Provided passage -
## begin

This article was originally published on Medium.
Corporate America has pledged billions to advance social justice since the killing of George Floyd. Some businesses have gone further, committing to concrete changes in their diversity, equity and inclusion practices. Philanthropy has committed millions in support of nonprofits globally and domestically aimed at promoting racial equity. Funder collaboratives have emerged across the country, namely Funders Organized for Rights in the Global Economy (FORGE) and California Black Freedom Fund. In addition, global challenges such as the Kellogg Foundation's racialequity2030 have been created to address racial equity.
Many aim to build the power of workers and communities, civil society organizations, workers' rights groups and social movements. They are working with vulnerable populations, children, families and communities to close the racial wealth divide. There is widespread acknowledgment that we must advance systemic efforts to shift the economy to help drive meaningful change for communities of color.
Advocates in the social justice movement are watching corporate America, businesses, equity investors, philanthropy and funder collaboratives as they decide who, what and where to invest. Will those working furthest from justice but closest to the brokenness of our systems and inequities be engaged? Or will they find themselves still needing to validate the viability of their methods because they are too risky for funders to be considered "investable"?

## end

[Box coordinate listings]
## begin

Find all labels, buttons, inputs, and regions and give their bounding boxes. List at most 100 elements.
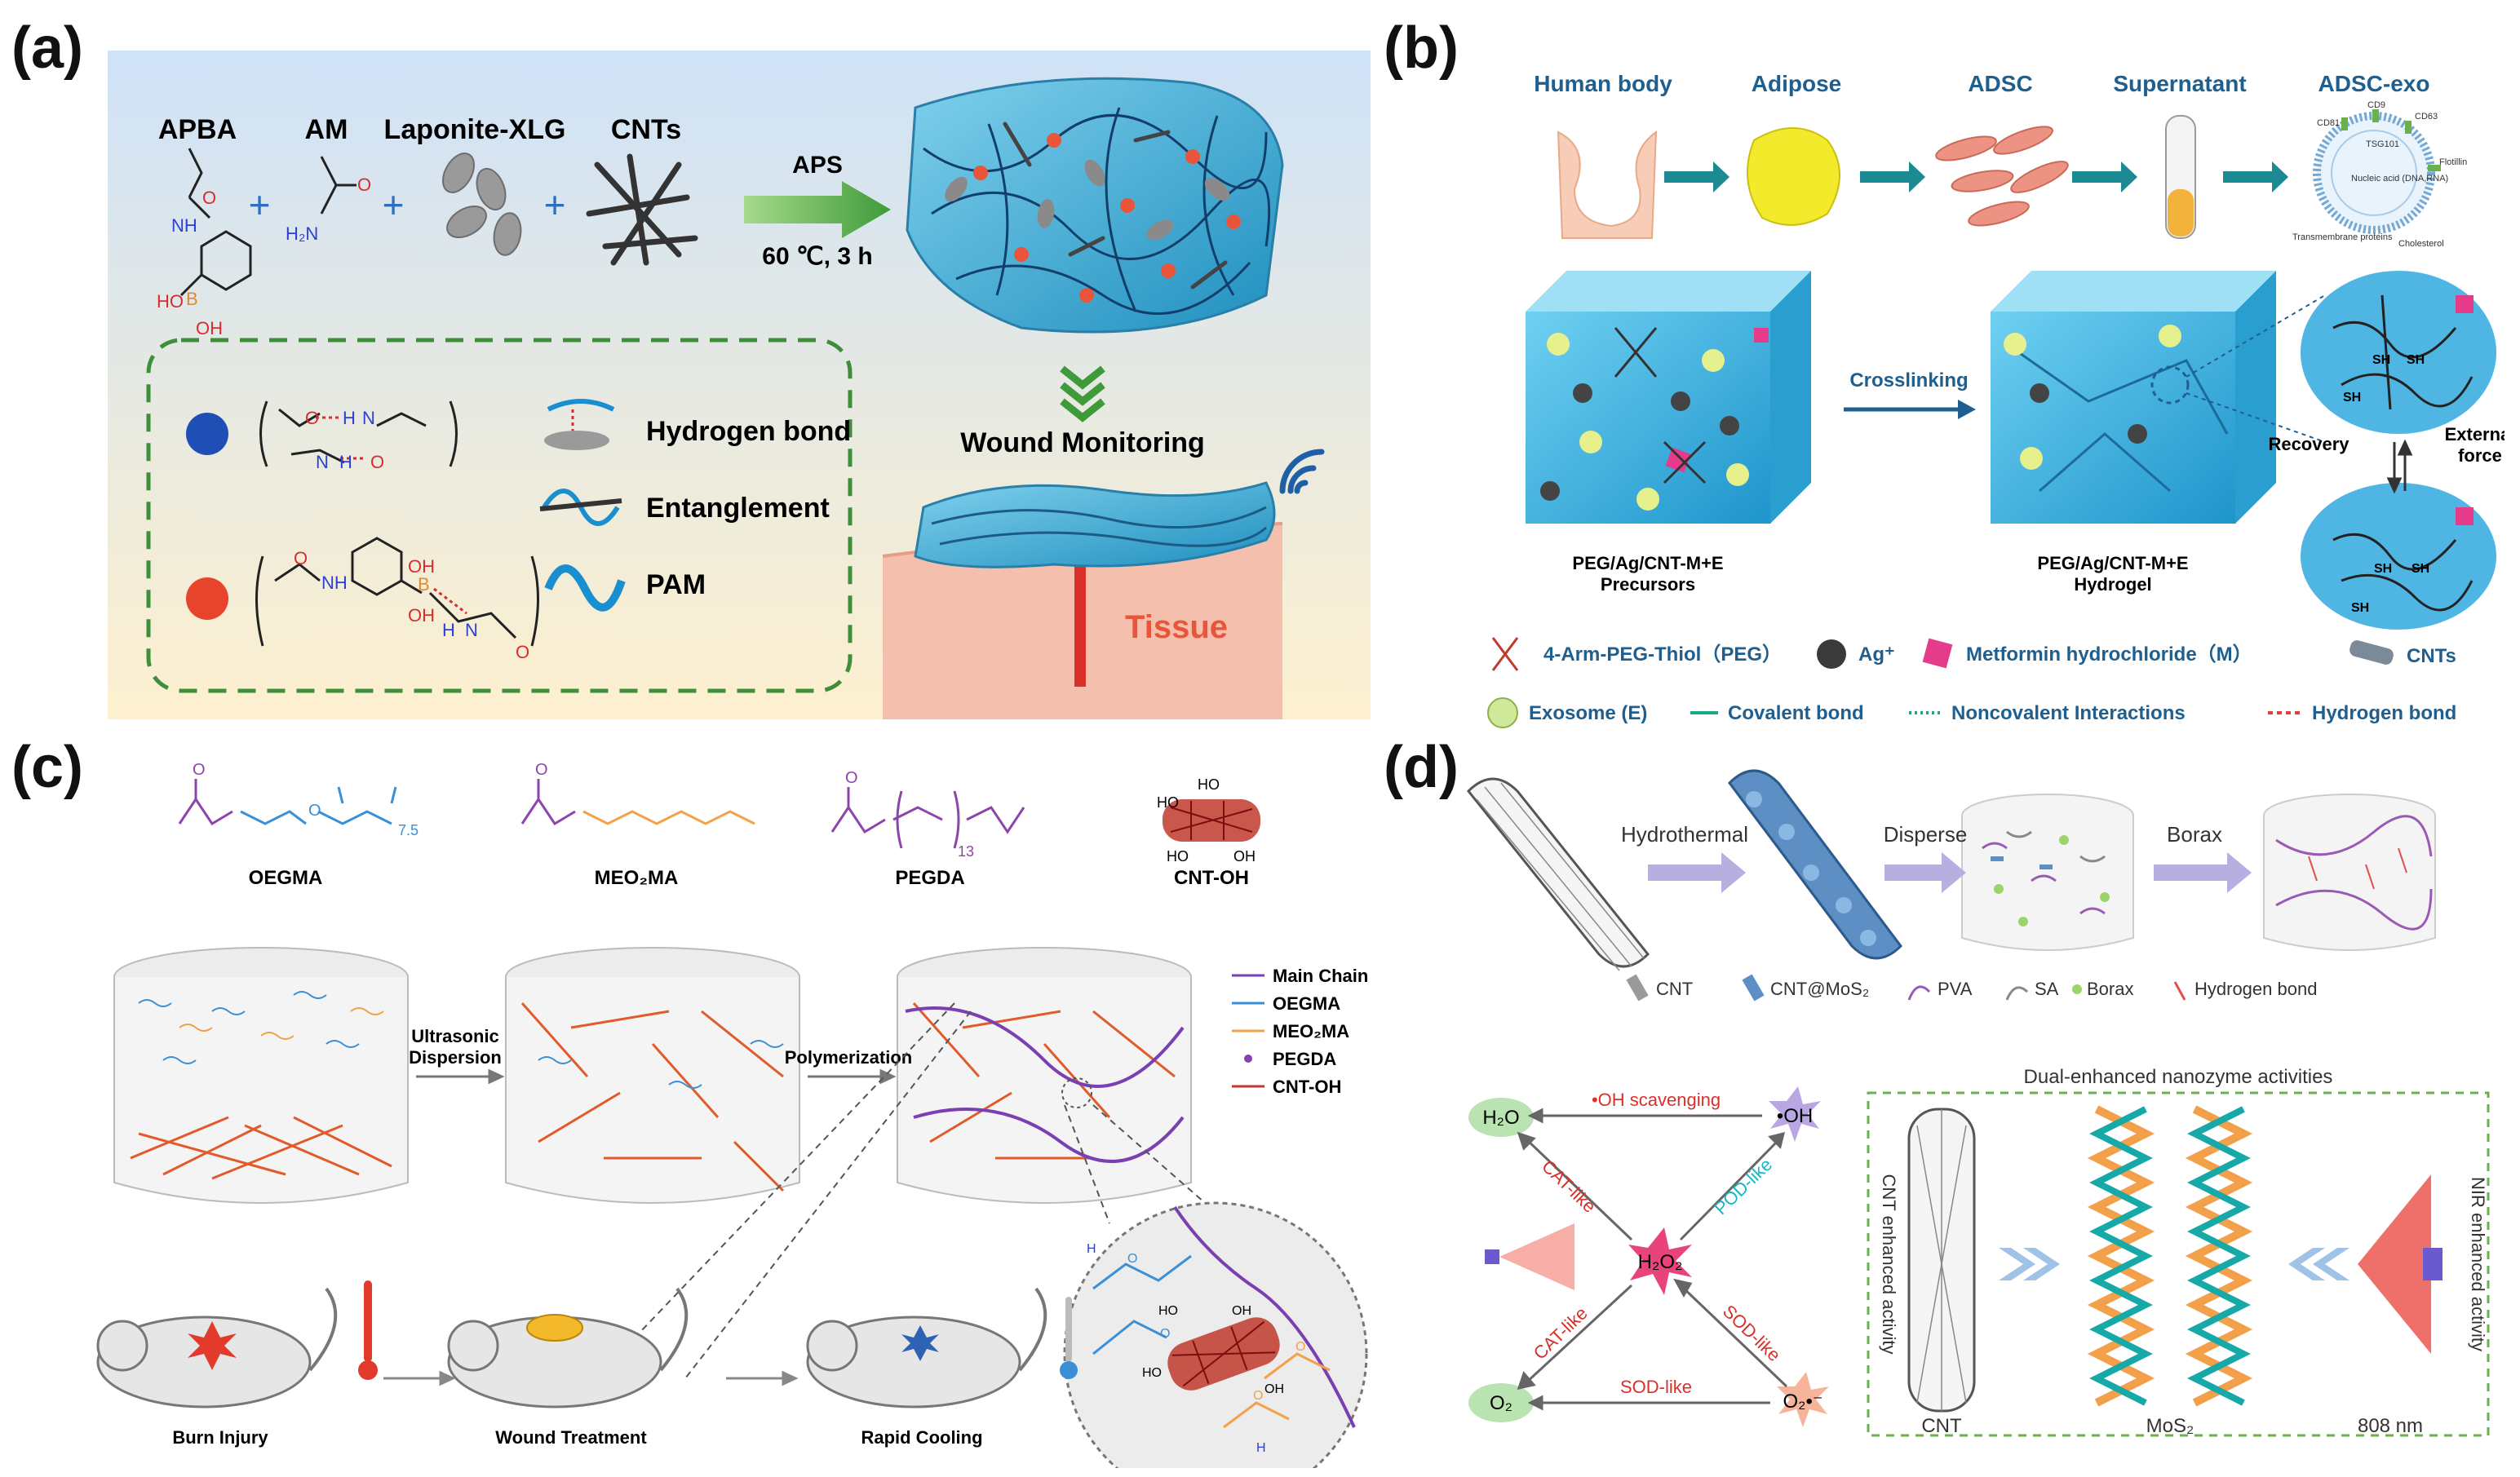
cnt-oh-ho-3: HO [1167,848,1189,865]
legend-oegma: OEGMA [1273,993,1340,1014]
red-sphere-icon [186,577,228,620]
tissue-with-hydrogel [882,481,1283,719]
panel-label-d: (d) [1384,735,1459,800]
apba-b: B [186,289,198,309]
legend-pva-icon [1907,985,1931,1001]
legend-cnt-oh: CNT-OH [1273,1077,1341,1097]
legend-cnt-mos2-icon [1742,974,1765,1002]
svg-text:H: H [1087,1242,1096,1256]
legend-pegda: PEGDA [1273,1049,1336,1069]
legend-covalent: Covalent bond [1728,702,1864,724]
synthesis-arrows [1648,852,2252,893]
sh-label-5: SH [2351,601,2369,615]
nanozyme-box [1867,1091,2490,1437]
mouse-label-treatment: Wound Treatment [495,1427,647,1448]
legend-hbond: Hydrogen bond [2194,979,2317,999]
sh-label-1: SH [2372,353,2390,367]
boronate-nh: NH [321,573,348,593]
exosome-diagram-icon [2313,109,2441,234]
hbond-o-1: O [305,408,319,428]
cnt-oh-ho-1: HO [1198,776,1220,793]
legend-main-chain: Main Chain [1273,966,1368,986]
crosslinking-arrowhead [1958,400,1976,419]
zoom-atoms: O O O O H H HO HO OH OH [1087,1242,1305,1455]
panel-c: O O 7.5 OEGMA O MEO₂MA O 13 PEGDA HO HO … [96,761,1368,1468]
am-structure [320,156,357,214]
reaction-cat-like-1: CAT-like [1538,1156,1600,1217]
mouse-label-cooling: Rapid Cooling [861,1427,982,1448]
adipose-icon [1747,127,1840,226]
legend-sa: SA [2035,979,2059,999]
reagent-apba: APBA [158,114,237,145]
species-o2: O₂ [1490,1392,1512,1414]
sh-label-2: SH [2407,353,2425,367]
legend-hbond: Hydrogen bond [2312,702,2456,724]
legend-cnts: CNTs [2407,645,2456,667]
legend-cnt: CNT [1656,979,1693,999]
legend-cnt-mos2: CNT@MoS₂ [1770,979,1869,999]
supernatant-tube-icon [2165,115,2196,239]
exosome-labels: CD81 CD9 CD63 TSG101 Flotillin Nucleic a… [2292,100,2467,249]
sh-label-6: SH [2343,391,2361,405]
legend-borax: Borax [2087,979,2133,999]
apba-ho: HO [157,291,184,312]
cnt-oh-zoom [1167,1317,1280,1391]
step-disperse: Disperse [1884,822,1968,847]
chevrons-left-icon [1999,1248,2060,1280]
oegma-o-2: O [308,802,321,820]
panel-a: APBA AM Laponite-XLG CNTs O NH HO B OH O… [108,51,1371,719]
monomer-oegma: OEGMA [249,867,323,889]
step-ultrasonic-2: Dispersion [409,1047,502,1068]
cnt-tube [1466,777,1650,971]
legend-entanglement: Entanglement [646,493,830,524]
svg-text:HO: HO [1158,1304,1178,1318]
species-superoxide-star [1777,1372,1829,1427]
boronate-b: B [418,574,430,595]
meo2ma-structure [520,779,755,826]
am-o: O [357,175,371,195]
boronate-o-1: O [294,548,308,568]
step-hydrothermal: Hydrothermal [1621,822,1748,847]
hbond-h-2: H [339,452,352,472]
hbond-n-2: N [316,452,329,472]
species-h2o-bubble [1468,1098,1534,1137]
dispersion-beaker [1961,794,2134,951]
precursors-label-2: Precursors [1601,574,1695,595]
hbond-n-1: N [362,408,375,428]
cnt-oh-structure [1163,799,1260,842]
legend-metformin: Metformin hydrochloride（M） [1966,643,2252,666]
cnt-oh-ho-2: HO [1157,794,1179,811]
species-o2-bubble [1468,1383,1534,1422]
flow-adsc: ADSC [1968,71,2032,96]
step-polymerization: Polymerization [785,1047,912,1068]
chevrons-right-icon [2288,1248,2349,1280]
reagent-laponite: Laponite-XLG [384,114,566,145]
species-superoxide: O₂•⁻ [1783,1391,1822,1413]
cnt-sticks [586,153,698,266]
flow-adipose: Adipose [1752,71,1841,96]
plus-1: + [249,184,271,226]
flow-human-body: Human body [1534,71,1672,96]
mouse-burn-injury [96,1287,338,1408]
boronate-hbond-structure [255,537,539,647]
recovery-label: Recovery [2268,434,2349,454]
boronate-oh-1: OH [408,556,435,577]
flow-supernatant: Supernatant [2113,71,2246,96]
legend-exosome: Exosome (E) [1529,702,1647,724]
mouse-wound-treatment [447,1287,689,1408]
plus-2: + [383,184,405,226]
svg-text:CD63: CD63 [2415,112,2438,122]
cnt-legend-icon [2349,640,2394,665]
legend-pva: PVA [1938,979,1973,999]
step-borax: Borax [2167,822,2222,847]
pam-icon [544,564,626,612]
reagent-am: AM [305,114,348,145]
oegma-o-1: O [193,761,206,779]
am-h2n: H₂N [286,223,318,244]
legend-meo2ma: MEO₂MA [1273,1021,1349,1041]
cylinder-ultrasonic [505,947,800,1204]
species-h2o: H₂O [1482,1107,1519,1129]
apba-o: O [202,188,216,208]
svg-text:HO: HO [1142,1366,1162,1380]
metformin-legend-icon [1922,638,1953,669]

## end

Task instructions -
- A) Using the article on funding for racial equity, mark each statement yes or no and quote the words that settle it: (i) Philanthropy has committed billions in support of nonprofits aimed at promoting racial equity. (ii) California Black Freedom Fund is named as one of the funder collaboratives. (iii) The text attributes racialequity2030 to the Kellogg Foundation.
- B) From the entries, pull out the lines starting at the one containing "cnt-oh-ho-3: HO [1167,848,1189,865]" and ending at the one containing "sh-label-2: SH [2407,353,2425,367]", both included, and reproduce them without any change.

Solutions per task -
- A)
(i) No: "Philanthropy has committed millions in support of nonprofits globally and domestically aimed at promoting racial equity."
(ii) Yes: "Funder collaboratives have emerged across the country, namely Funders Organized for Rights in the Global Economy (FORGE) and California Black Freedom Fund."
(iii) Yes: "global challenges such as the Kellogg Foundation's racialequity2030 have been created to address racial equity."

- B)
cnt-oh-ho-3: HO [1167,848,1189,865]
legend-oegma: OEGMA [1273,993,1340,1014]
red-sphere-icon [186,577,228,620]
tissue-with-hydrogel [882,481,1283,719]
panel-label-d: (d) [1384,735,1459,800]
apba-b: B [186,289,198,309]
legend-pva-icon [1907,985,1931,1001]
legend-cnt-oh: CNT-OH [1273,1077,1341,1097]
legend-cnt-mos2-icon [1742,974,1765,1002]
svg-text:H: H [1087,1242,1096,1256]
legend-pegda: PEGDA [1273,1049,1336,1069]
legend-covalent: Covalent bond [1728,702,1864,724]
synthesis-arrows [1648,852,2252,893]
sh-label-5: SH [2351,601,2369,615]
nanozyme-box [1867,1091,2490,1437]
mouse-label-treatment: Wound Treatment [495,1427,647,1448]
legend-hbond: Hydrogen bond [2194,979,2317,999]
sh-label-1: SH [2372,353,2390,367]
boronate-nh: NH [321,573,348,593]
exosome-diagram-icon [2313,109,2441,234]
hbond-o-1: O [305,408,319,428]
cnt-oh-ho-1: HO [1198,776,1220,793]
legend-main-chain: Main Chain [1273,966,1368,986]
crosslinking-arrowhead [1958,400,1976,419]
zoom-atoms: O O O O H H HO HO OH OH [1087,1242,1305,1455]
panel-c: O O 7.5 OEGMA O MEO₂MA O 13 PEGDA HO HO … [96,761,1368,1468]
am-structure [320,156,357,214]
reaction-cat-like-1: CAT-like [1538,1156,1600,1217]
mouse-label-cooling: Rapid Cooling [861,1427,982,1448]
adipose-icon [1747,127,1840,226]
legend-sa: SA [2035,979,2059,999]
reagent-apba: APBA [158,114,237,145]
species-o2: O₂ [1490,1392,1512,1414]
sh-label-2: SH [2407,353,2425,367]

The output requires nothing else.